+++ INPUT ROWS
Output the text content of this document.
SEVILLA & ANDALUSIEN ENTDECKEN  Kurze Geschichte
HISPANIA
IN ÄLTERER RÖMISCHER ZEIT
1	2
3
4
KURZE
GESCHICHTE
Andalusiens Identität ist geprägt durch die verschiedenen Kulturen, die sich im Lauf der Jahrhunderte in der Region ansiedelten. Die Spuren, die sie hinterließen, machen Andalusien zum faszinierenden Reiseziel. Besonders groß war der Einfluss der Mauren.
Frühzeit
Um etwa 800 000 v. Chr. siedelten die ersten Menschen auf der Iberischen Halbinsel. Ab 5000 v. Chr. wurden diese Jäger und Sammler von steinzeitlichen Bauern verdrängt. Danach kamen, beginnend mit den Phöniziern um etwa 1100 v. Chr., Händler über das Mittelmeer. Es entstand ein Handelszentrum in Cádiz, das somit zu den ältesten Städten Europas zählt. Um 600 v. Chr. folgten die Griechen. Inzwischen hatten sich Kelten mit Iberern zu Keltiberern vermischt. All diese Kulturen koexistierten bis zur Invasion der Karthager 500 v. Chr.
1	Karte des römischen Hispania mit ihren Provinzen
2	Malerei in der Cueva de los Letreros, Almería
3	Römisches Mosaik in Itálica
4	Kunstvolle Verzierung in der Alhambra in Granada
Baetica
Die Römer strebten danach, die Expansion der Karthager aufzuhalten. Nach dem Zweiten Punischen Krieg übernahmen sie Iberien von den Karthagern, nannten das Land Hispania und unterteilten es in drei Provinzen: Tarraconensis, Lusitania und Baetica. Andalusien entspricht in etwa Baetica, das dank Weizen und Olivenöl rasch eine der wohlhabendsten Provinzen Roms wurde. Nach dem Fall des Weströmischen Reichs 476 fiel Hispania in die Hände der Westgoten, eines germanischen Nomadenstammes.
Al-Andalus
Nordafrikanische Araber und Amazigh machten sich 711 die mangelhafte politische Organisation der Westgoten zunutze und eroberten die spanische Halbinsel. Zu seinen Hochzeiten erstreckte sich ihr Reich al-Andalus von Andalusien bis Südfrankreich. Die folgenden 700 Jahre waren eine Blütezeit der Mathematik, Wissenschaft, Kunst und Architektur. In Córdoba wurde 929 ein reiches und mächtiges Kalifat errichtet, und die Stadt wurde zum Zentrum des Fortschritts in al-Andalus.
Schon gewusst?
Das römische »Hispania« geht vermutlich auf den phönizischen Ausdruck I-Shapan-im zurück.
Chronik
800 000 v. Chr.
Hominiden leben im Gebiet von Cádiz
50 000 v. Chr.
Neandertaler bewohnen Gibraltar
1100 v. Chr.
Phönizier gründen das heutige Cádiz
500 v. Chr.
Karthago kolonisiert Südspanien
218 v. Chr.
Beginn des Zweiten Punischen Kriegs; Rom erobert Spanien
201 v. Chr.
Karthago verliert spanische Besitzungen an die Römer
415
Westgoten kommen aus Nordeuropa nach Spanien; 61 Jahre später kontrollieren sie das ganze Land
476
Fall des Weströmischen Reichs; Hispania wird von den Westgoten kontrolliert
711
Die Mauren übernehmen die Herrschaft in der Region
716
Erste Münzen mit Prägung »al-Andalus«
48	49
++++++
+++ INPUT ROWS
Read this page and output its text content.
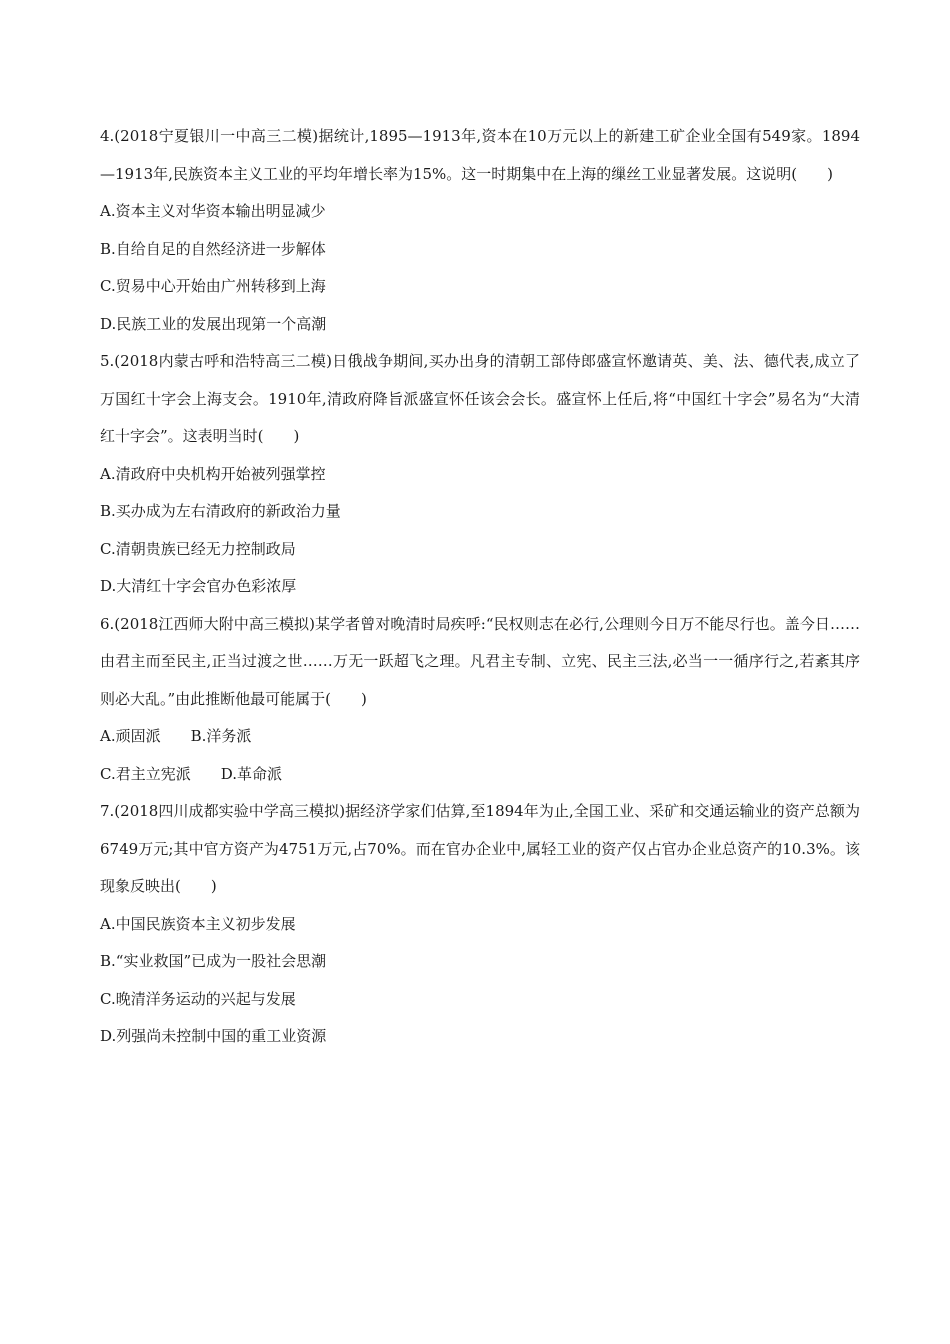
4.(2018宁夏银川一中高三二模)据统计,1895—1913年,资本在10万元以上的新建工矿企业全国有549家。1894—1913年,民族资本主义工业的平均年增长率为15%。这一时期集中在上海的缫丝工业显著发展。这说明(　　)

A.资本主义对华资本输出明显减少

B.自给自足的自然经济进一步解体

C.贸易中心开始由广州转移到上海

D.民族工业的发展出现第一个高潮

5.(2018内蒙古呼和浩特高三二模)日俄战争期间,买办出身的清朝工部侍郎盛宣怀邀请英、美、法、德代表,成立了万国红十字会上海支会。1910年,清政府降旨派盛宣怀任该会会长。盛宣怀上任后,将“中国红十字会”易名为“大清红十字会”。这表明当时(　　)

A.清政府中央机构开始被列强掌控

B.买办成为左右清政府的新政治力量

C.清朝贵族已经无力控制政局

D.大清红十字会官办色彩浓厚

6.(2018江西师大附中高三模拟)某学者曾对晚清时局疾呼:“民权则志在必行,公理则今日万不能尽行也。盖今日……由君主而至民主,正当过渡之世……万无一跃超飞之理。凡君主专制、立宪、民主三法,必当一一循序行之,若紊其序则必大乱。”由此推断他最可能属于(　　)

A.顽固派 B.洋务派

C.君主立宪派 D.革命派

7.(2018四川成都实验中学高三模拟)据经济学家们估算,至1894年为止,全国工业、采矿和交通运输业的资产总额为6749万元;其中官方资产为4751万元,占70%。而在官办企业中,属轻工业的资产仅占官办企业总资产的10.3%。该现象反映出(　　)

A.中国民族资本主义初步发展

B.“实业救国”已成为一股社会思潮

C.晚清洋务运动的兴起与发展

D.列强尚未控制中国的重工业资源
++++++
+++ INPUT ROWS
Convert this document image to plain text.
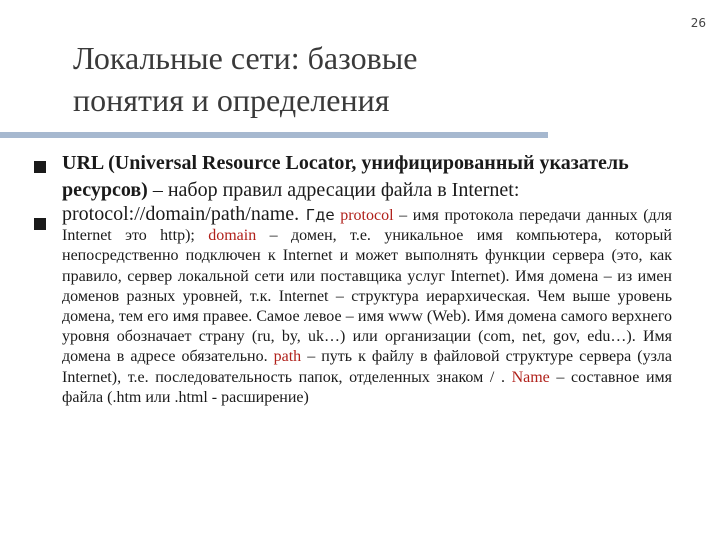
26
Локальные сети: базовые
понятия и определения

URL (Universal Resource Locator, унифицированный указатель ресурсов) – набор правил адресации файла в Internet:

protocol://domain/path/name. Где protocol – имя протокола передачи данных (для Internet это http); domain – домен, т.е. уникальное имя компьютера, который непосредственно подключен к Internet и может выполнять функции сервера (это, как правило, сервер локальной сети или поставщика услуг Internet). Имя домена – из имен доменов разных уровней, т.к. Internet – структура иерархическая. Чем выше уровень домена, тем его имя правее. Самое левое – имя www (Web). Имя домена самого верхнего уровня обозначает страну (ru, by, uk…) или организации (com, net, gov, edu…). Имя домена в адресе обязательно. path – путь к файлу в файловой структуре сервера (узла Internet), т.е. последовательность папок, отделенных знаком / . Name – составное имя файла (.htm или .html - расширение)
++++++
STATED PROBLEM: Choose all lines containing the string "Reichs" and copy them out.

SOLUTION BELOW:
Die Römer strebten danach, die Expansion der Karthager aufzuhalten. Nach dem Zweiten Punischen Krieg übernahmen sie Iberien von den Karthagern, nannten das Land Hispania und unterteilten es in drei Provinzen: Tarraconensis, Lusitania und Baetica. Andalusien entspricht in etwa Baetica, das dank Weizen und Olivenöl rasch eine der wohlhabendsten Provinzen Roms wurde. Nach dem Fall des Weströmischen Reichs 476 fiel Hispania in die Hände der Westgoten, eines germanischen Nomadenstammes.
Fall des Weströmischen Reichs; Hispania wird von den Westgoten kontrolliert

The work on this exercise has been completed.